▶ [The task] Return each line of the data below exactly, omitting any pictures.

▶ [Provided material]

^^^^^^^^^^^^^^^^

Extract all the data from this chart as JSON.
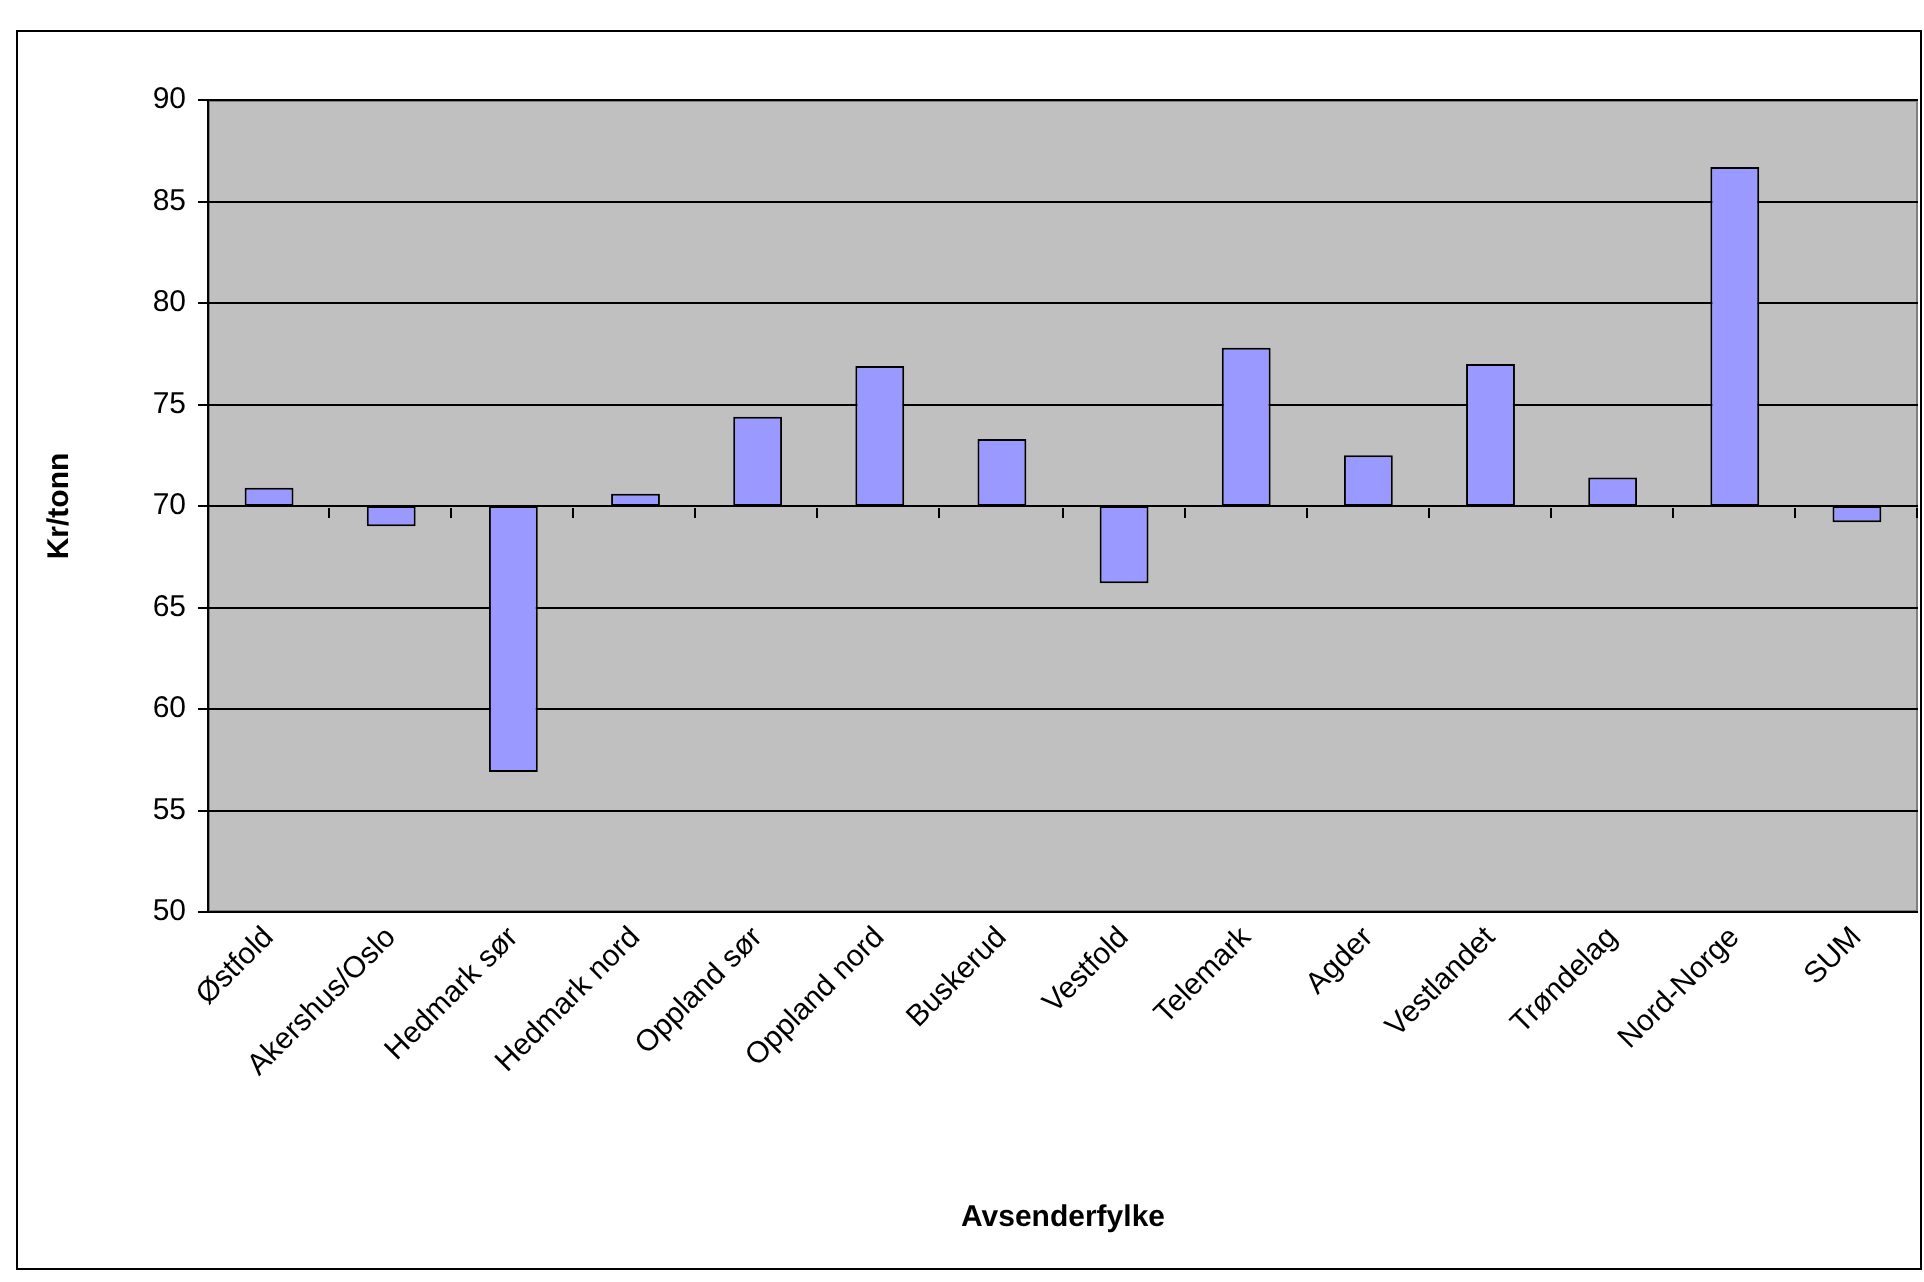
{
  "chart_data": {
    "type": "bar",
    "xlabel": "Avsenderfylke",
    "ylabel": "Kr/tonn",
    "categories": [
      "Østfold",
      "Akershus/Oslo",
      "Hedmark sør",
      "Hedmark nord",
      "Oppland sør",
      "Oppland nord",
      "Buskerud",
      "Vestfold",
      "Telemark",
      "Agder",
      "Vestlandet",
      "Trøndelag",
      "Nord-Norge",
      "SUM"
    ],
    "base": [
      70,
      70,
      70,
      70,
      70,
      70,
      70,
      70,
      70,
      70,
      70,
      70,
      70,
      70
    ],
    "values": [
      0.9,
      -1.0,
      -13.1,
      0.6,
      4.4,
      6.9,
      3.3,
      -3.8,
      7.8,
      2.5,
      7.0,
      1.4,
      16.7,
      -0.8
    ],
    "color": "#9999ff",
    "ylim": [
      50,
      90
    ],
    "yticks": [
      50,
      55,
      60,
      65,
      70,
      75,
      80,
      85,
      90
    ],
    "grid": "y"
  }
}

^^^^^^^^^^^^^^^^

▶ [Result below]
Extract all the data from this chart as JSON.
{
  "chart_data": {
    "type": "bar",
    "xlabel": "Avsenderfylke",
    "ylabel": "Kr/tonn",
    "categories": [
      "Østfold",
      "Akershus/Oslo",
      "Hedmark sør",
      "Hedmark nord",
      "Oppland sør",
      "Oppland nord",
      "Buskerud",
      "Vestfold",
      "Telemark",
      "Agder",
      "Vestlandet",
      "Trøndelag",
      "Nord-Norge",
      "SUM"
    ],
    "base": [
      70,
      70,
      70,
      70,
      70,
      70,
      70,
      70,
      70,
      70,
      70,
      70,
      70,
      70
    ],
    "values": [
      0.9,
      -1.0,
      -13.1,
      0.6,
      4.4,
      6.9,
      3.3,
      -3.8,
      7.8,
      2.5,
      7.0,
      1.4,
      16.7,
      -0.8
    ],
    "color": "#9999ff",
    "ylim": [
      50,
      90
    ],
    "yticks": [
      50,
      55,
      60,
      65,
      70,
      75,
      80,
      85,
      90
    ],
    "grid": "y"
  }
}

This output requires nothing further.